Stored data entries:
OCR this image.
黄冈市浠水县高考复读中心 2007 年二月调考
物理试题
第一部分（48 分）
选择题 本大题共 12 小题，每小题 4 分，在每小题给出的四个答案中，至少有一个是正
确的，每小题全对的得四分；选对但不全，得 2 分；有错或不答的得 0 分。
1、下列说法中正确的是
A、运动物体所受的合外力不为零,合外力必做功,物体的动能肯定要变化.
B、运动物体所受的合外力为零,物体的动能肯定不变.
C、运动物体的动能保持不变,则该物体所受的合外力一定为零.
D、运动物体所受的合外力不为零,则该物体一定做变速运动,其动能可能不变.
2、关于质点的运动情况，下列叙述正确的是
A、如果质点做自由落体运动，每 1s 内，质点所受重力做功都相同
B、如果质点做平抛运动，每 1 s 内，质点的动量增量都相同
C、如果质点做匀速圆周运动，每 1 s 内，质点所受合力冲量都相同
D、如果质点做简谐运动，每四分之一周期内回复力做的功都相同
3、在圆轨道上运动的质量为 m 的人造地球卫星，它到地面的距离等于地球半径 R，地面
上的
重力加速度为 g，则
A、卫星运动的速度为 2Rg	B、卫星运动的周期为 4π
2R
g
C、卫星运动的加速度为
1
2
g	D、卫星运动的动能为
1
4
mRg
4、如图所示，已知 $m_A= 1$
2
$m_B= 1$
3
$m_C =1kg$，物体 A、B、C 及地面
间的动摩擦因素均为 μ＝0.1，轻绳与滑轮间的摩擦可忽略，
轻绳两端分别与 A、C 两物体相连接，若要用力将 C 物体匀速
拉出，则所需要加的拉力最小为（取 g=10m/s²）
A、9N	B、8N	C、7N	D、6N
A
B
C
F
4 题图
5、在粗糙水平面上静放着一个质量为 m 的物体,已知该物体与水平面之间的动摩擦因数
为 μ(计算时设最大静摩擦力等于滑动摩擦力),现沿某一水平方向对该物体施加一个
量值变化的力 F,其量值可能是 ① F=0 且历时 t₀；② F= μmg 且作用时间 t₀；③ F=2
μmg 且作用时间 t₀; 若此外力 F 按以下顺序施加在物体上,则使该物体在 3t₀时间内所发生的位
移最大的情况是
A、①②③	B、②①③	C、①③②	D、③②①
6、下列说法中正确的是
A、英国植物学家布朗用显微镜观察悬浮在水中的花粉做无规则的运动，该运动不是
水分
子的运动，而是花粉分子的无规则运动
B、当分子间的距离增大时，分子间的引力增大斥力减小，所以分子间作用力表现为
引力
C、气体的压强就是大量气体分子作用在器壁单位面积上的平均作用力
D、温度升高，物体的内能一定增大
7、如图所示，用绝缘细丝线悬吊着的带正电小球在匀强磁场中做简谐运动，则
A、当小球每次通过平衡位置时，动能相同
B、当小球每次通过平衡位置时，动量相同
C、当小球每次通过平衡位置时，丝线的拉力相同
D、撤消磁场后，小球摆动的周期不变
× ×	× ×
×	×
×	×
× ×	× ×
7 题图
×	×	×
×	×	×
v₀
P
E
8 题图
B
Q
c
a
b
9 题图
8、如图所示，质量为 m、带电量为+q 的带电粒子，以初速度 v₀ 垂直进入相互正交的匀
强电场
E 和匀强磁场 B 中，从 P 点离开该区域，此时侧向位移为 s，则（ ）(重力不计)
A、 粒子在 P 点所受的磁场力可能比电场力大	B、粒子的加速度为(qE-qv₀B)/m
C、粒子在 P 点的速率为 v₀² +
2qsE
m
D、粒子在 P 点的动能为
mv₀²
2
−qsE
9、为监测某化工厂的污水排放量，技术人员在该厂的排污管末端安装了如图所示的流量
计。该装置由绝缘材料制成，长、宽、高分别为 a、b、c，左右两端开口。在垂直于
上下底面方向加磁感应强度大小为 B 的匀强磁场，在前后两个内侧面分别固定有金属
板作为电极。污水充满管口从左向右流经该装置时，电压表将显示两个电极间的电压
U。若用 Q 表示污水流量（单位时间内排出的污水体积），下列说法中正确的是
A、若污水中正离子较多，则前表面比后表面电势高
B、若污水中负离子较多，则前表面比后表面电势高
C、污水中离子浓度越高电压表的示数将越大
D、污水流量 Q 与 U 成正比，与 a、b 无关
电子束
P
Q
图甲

Stated problem:
Transcribe all of the entries without altering anything.

Solution:
OCR this image.
黄冈市浠水县高考复读中心 2007 年二月调考
物理试题
第一部分（48 分）
选择题 本大题共 12 小题，每小题 4 分，在每小题给出的四个答案中，至少有一个是正
确的，每小题全对的得四分；选对但不全，得 2 分；有错或不答的得 0 分。
1、下列说法中正确的是
A、运动物体所受的合外力不为零,合外力必做功,物体的动能肯定要变化.
B、运动物体所受的合外力为零,物体的动能肯定不变.
C、运动物体的动能保持不变,则该物体所受的合外力一定为零.
D、运动物体所受的合外力不为零,则该物体一定做变速运动,其动能可能不变.
2、关于质点的运动情况，下列叙述正确的是
A、如果质点做自由落体运动，每 1s 内，质点所受重力做功都相同
B、如果质点做平抛运动，每 1 s 内，质点的动量增量都相同
C、如果质点做匀速圆周运动，每 1 s 内，质点所受合力冲量都相同
D、如果质点做简谐运动，每四分之一周期内回复力做的功都相同
3、在圆轨道上运动的质量为 m 的人造地球卫星，它到地面的距离等于地球半径 R，地面
上的
重力加速度为 g，则
A、卫星运动的速度为 2Rg	B、卫星运动的周期为 4π
2R
g
C、卫星运动的加速度为
1
2
g	D、卫星运动的动能为
1
4
mRg
4、如图所示，已知 $m_A= 1$
2
$m_B= 1$
3
$m_C =1kg$，物体 A、B、C 及地面
间的动摩擦因素均为 μ＝0.1，轻绳与滑轮间的摩擦可忽略，
轻绳两端分别与 A、C 两物体相连接，若要用力将 C 物体匀速
拉出，则所需要加的拉力最小为（取 g=10m/s²）
A、9N	B、8N	C、7N	D、6N
A
B
C
F
4 题图
5、在粗糙水平面上静放着一个质量为 m 的物体,已知该物体与水平面之间的动摩擦因数
为 μ(计算时设最大静摩擦力等于滑动摩擦力),现沿某一水平方向对该物体施加一个
量值变化的力 F,其量值可能是 ① F=0 且历时 t₀；② F= μmg 且作用时间 t₀；③ F=2
μmg 且作用时间 t₀; 若此外力 F 按以下顺序施加在物体上,则使该物体在 3t₀时间内所发生的位
移最大的情况是
A、①②③	B、②①③	C、①③②	D、③②①
6、下列说法中正确的是
A、英国植物学家布朗用显微镜观察悬浮在水中的花粉做无规则的运动，该运动不是
水分
子的运动，而是花粉分子的无规则运动
B、当分子间的距离增大时，分子间的引力增大斥力减小，所以分子间作用力表现为
引力
C、气体的压强就是大量气体分子作用在器壁单位面积上的平均作用力
D、温度升高，物体的内能一定增大
7、如图所示，用绝缘细丝线悬吊着的带正电小球在匀强磁场中做简谐运动，则
A、当小球每次通过平衡位置时，动能相同
B、当小球每次通过平衡位置时，动量相同
C、当小球每次通过平衡位置时，丝线的拉力相同
D、撤消磁场后，小球摆动的周期不变
× ×	× ×
×	×
×	×
× ×	× ×
7 题图
×	×	×
×	×	×
v₀
P
E
8 题图
B
Q
c
a
b
9 题图
8、如图所示，质量为 m、带电量为+q 的带电粒子，以初速度 v₀ 垂直进入相互正交的匀
强电场
E 和匀强磁场 B 中，从 P 点离开该区域，此时侧向位移为 s，则（ ）(重力不计)
A、 粒子在 P 点所受的磁场力可能比电场力大	B、粒子的加速度为(qE-qv₀B)/m
C、粒子在 P 点的速率为 v₀² +
2qsE
m
D、粒子在 P 点的动能为
mv₀²
2
−qsE
9、为监测某化工厂的污水排放量，技术人员在该厂的排污管末端安装了如图所示的流量
计。该装置由绝缘材料制成，长、宽、高分别为 a、b、c，左右两端开口。在垂直于
上下底面方向加磁感应强度大小为 B 的匀强磁场，在前后两个内侧面分别固定有金属
板作为电极。污水充满管口从左向右流经该装置时，电压表将显示两个电极间的电压
U。若用 Q 表示污水流量（单位时间内排出的污水体积），下列说法中正确的是
A、若污水中正离子较多，则前表面比后表面电势高
B、若污水中负离子较多，则前表面比后表面电势高
C、污水中离子浓度越高电压表的示数将越大
D、污水流量 Q 与 U 成正比，与 a、b 无关
电子束
P
Q
图甲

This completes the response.